▸ **DATASET CONTENT**:
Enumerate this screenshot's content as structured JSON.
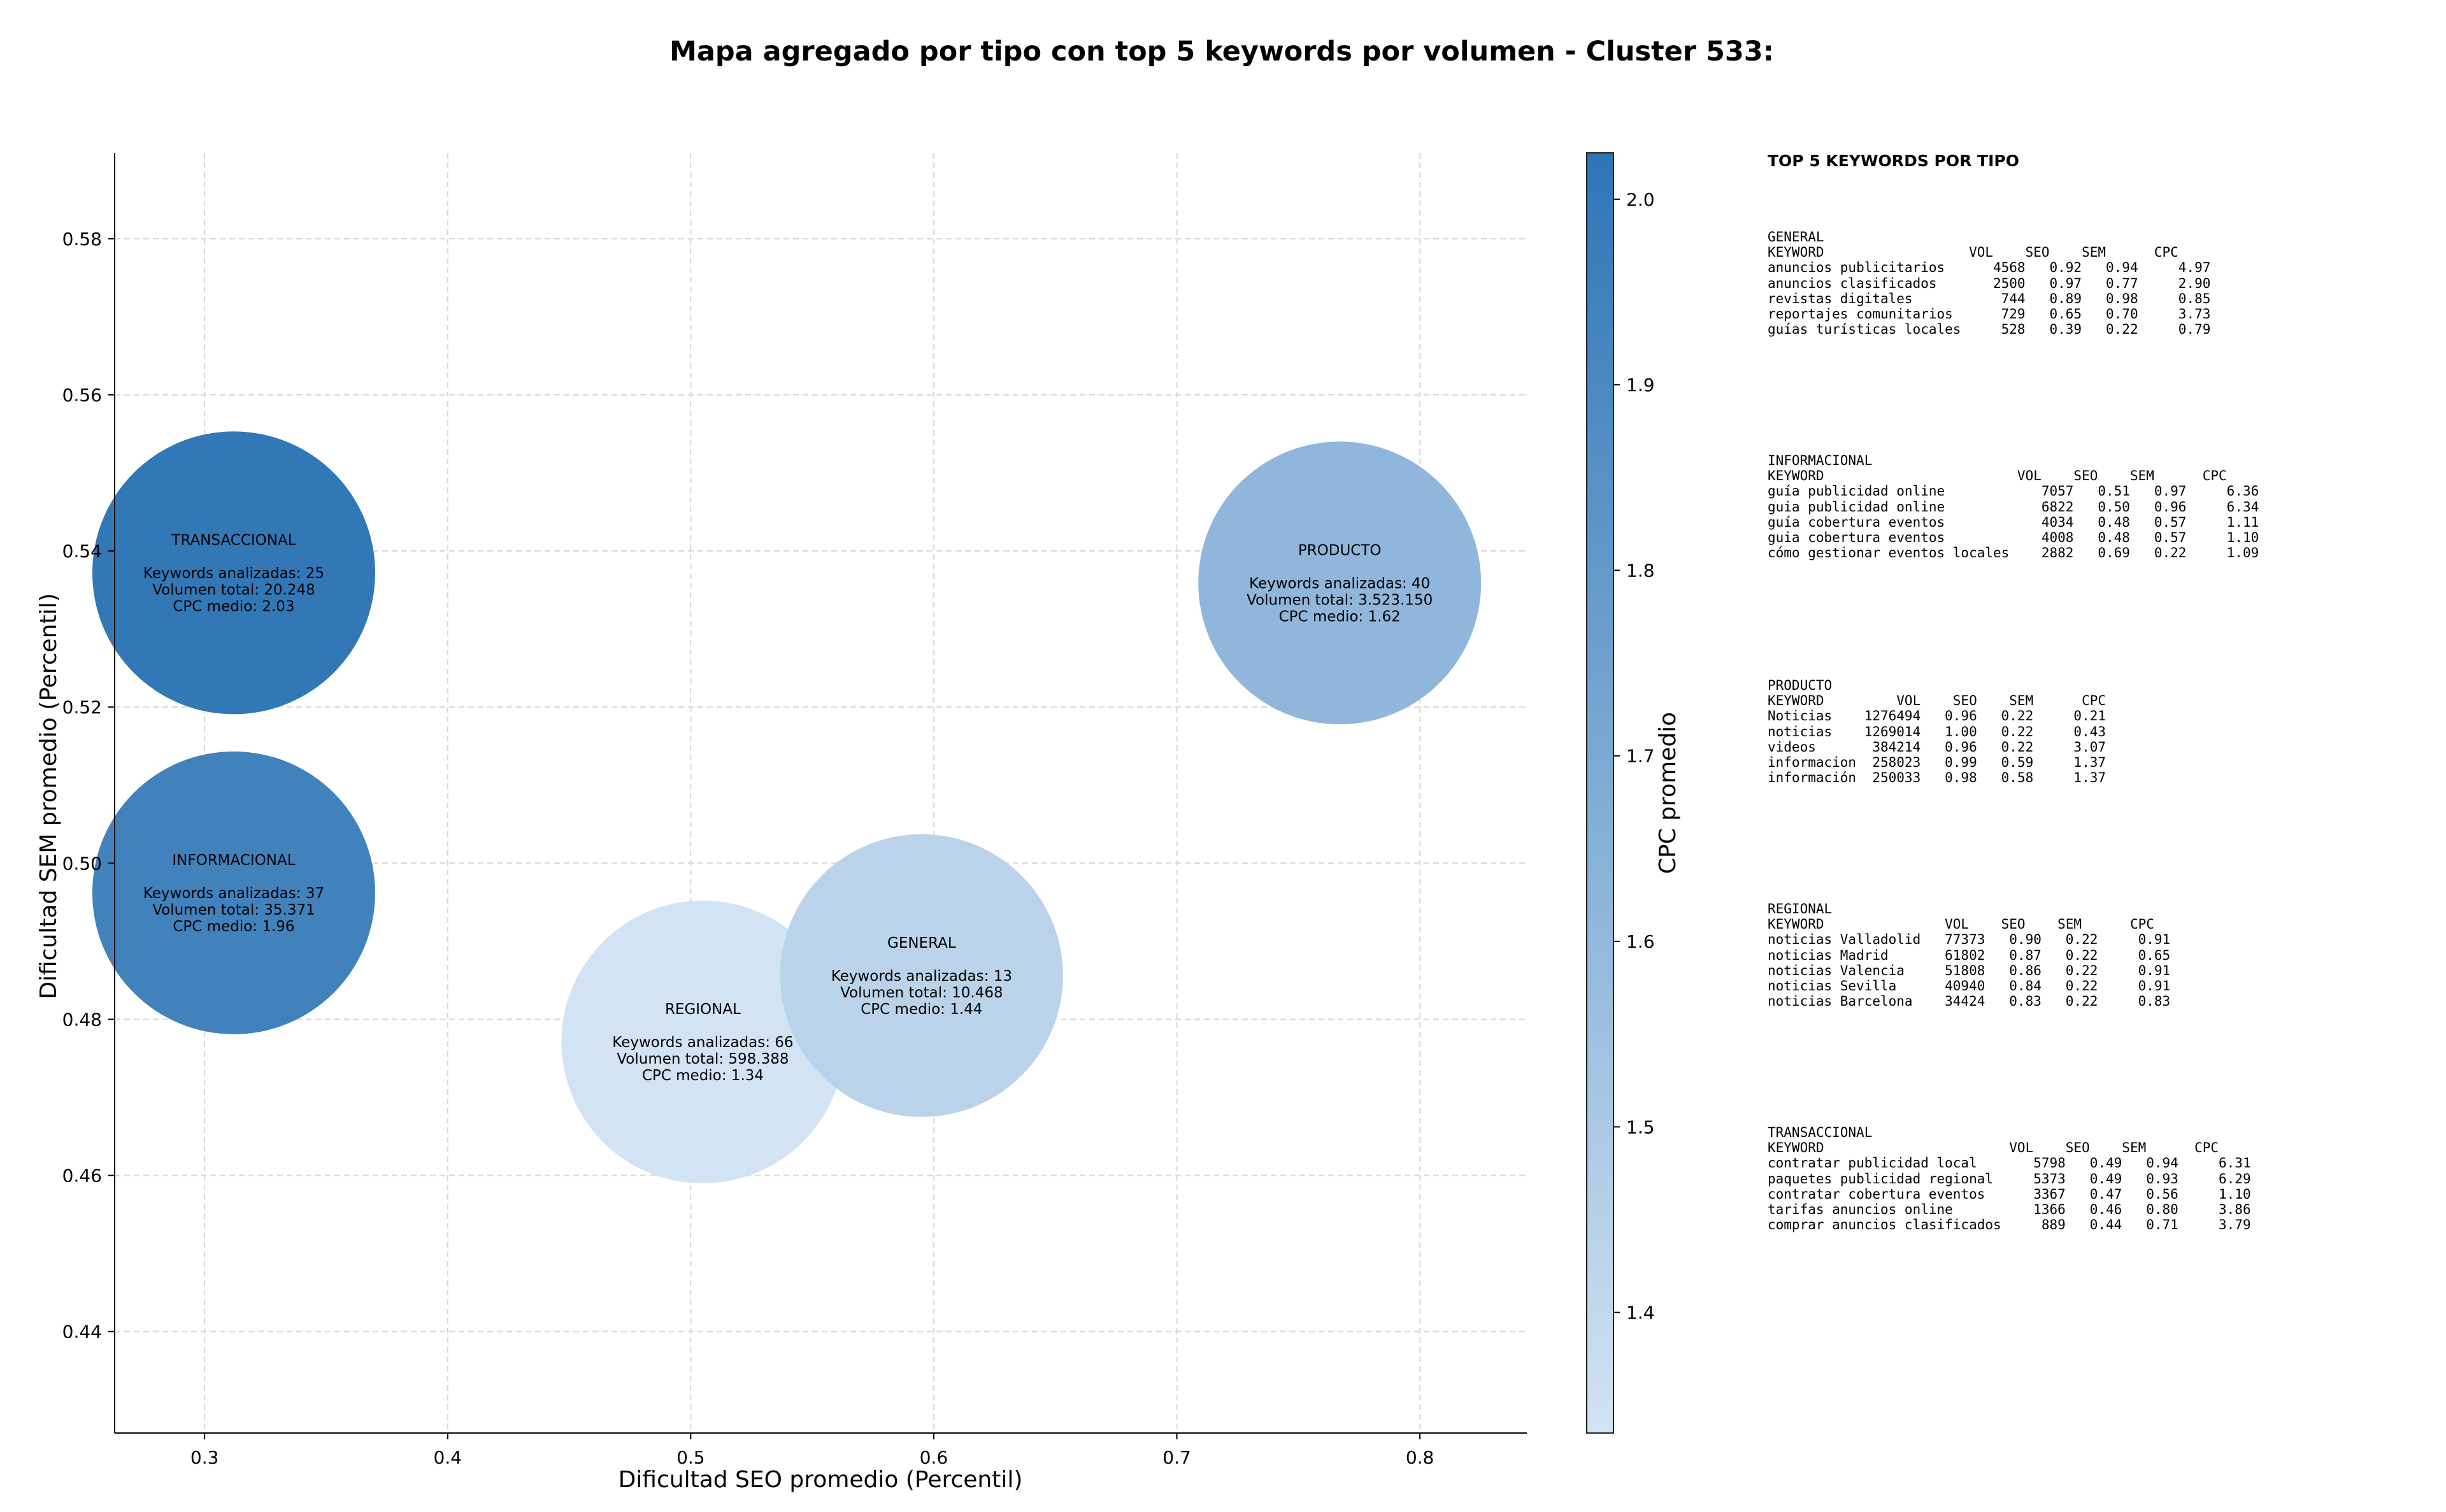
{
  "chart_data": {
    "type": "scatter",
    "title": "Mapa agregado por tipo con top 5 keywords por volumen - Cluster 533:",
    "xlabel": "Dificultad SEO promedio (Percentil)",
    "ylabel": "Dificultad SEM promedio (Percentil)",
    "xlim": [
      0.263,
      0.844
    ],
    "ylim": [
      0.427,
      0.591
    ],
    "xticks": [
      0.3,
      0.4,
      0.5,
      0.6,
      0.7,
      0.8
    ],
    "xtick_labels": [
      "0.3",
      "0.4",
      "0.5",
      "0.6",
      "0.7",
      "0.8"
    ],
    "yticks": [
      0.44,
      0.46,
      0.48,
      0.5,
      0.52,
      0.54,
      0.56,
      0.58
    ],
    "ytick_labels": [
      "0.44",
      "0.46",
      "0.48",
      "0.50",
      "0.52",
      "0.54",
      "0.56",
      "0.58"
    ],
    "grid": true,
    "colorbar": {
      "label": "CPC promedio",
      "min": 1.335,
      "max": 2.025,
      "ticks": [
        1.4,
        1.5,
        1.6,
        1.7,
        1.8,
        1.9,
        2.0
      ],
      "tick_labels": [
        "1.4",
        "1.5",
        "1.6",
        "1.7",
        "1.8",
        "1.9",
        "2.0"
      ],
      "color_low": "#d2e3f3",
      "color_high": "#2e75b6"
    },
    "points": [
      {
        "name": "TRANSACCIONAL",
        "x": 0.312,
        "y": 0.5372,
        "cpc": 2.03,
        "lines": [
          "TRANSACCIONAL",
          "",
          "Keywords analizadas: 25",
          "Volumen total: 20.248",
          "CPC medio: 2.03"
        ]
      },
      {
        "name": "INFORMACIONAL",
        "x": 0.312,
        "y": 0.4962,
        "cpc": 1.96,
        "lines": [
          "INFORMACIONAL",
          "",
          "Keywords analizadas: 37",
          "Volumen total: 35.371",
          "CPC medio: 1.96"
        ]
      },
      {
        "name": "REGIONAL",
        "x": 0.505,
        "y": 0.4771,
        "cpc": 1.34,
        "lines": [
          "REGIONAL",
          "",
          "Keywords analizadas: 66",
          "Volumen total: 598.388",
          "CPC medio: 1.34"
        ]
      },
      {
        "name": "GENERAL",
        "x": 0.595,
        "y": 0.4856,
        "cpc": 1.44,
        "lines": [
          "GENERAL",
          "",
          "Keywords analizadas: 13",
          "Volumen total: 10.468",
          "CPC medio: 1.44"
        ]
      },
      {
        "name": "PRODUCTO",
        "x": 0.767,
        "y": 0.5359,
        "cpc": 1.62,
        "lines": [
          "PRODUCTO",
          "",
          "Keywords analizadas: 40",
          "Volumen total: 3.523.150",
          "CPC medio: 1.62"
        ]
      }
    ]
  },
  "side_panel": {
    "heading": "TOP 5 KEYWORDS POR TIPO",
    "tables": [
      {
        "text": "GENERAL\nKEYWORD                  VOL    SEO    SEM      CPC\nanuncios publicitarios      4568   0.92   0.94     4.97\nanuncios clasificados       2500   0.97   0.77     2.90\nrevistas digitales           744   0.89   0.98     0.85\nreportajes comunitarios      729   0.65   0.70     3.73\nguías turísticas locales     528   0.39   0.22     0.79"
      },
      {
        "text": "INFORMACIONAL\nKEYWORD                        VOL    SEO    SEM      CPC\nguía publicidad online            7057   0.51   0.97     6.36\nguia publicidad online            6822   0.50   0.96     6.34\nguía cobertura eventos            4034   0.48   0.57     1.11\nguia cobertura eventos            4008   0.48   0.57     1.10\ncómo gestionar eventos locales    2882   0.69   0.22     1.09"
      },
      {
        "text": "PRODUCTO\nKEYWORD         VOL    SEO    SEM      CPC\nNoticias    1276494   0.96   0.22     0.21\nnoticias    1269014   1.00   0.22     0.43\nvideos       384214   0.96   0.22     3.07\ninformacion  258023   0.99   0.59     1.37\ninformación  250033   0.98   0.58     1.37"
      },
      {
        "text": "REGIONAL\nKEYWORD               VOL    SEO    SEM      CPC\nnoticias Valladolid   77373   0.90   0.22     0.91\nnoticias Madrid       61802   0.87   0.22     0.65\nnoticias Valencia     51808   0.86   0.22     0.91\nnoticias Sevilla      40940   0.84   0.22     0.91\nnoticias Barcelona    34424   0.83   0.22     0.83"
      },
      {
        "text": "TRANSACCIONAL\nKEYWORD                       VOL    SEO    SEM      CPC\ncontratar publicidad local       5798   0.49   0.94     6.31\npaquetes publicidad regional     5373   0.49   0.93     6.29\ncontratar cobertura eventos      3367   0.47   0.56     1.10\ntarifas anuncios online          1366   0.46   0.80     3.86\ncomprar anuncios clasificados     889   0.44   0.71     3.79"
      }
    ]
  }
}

* * *

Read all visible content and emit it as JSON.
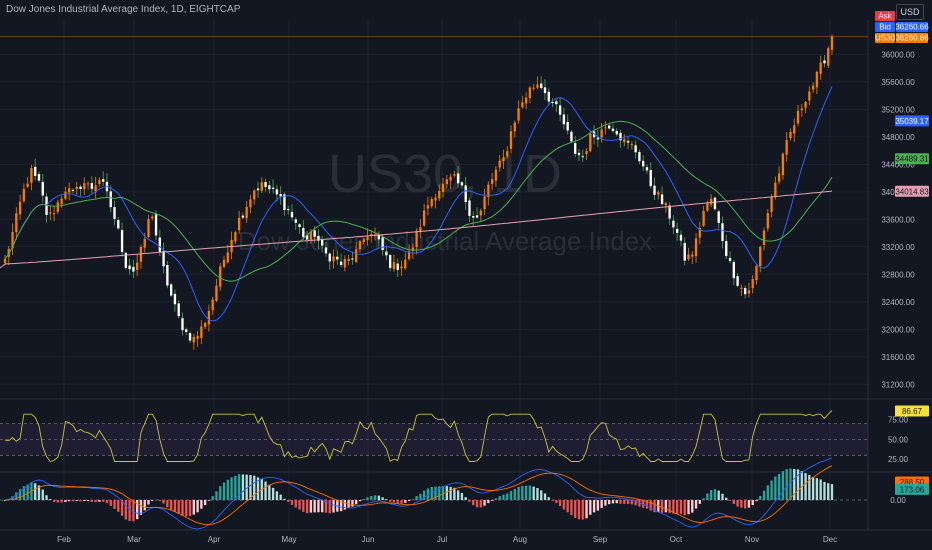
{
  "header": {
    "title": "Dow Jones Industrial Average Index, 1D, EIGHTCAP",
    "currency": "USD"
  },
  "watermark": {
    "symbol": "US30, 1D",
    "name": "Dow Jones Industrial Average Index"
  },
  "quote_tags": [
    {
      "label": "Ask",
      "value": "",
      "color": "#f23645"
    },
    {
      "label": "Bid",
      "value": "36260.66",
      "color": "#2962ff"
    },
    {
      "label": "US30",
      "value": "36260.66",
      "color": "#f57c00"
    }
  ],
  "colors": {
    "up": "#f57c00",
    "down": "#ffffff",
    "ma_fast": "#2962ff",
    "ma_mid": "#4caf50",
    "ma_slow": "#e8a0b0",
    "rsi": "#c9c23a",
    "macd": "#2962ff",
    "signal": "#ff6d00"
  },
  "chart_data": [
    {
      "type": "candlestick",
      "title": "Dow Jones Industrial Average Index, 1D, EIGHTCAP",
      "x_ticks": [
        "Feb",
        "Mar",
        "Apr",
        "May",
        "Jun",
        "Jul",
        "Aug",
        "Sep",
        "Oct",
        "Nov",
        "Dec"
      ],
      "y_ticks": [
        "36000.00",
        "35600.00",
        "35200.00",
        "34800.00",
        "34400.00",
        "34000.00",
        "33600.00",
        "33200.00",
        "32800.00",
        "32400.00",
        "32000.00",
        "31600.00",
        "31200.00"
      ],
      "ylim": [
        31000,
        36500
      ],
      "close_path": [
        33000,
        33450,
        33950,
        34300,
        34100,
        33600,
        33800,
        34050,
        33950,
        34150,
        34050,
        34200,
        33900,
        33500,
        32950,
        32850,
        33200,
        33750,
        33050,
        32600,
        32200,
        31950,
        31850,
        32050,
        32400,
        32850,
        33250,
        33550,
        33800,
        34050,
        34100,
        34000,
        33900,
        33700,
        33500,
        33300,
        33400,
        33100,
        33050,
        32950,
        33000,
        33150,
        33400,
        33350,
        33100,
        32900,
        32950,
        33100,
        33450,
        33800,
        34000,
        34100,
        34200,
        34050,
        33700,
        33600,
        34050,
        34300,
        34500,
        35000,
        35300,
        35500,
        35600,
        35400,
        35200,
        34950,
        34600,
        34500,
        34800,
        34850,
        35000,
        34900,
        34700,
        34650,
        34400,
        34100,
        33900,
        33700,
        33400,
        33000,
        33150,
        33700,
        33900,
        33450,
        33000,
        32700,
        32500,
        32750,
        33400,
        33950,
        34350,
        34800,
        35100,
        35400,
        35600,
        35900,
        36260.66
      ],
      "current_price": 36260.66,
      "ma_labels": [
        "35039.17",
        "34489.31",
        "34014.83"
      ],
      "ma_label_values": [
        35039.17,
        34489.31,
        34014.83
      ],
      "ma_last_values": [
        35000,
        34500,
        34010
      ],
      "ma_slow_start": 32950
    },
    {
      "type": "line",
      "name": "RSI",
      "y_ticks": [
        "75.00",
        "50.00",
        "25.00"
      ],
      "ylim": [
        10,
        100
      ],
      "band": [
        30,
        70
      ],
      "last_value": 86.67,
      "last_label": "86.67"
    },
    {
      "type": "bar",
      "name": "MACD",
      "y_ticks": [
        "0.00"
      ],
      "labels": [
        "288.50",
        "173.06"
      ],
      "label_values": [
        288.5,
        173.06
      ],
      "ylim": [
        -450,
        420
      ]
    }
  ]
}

▸ **WHAT YOU WILL DO**: Only lines with the word "analizadas" should be collected from the material.

▸ **ANSWER FOR THIS EXERCISE**:
          "Keywords analizadas: 25",
          "Keywords analizadas: 37",
          "Keywords analizadas: 66",
          "Keywords analizadas: 13",
          "Keywords analizadas: 40",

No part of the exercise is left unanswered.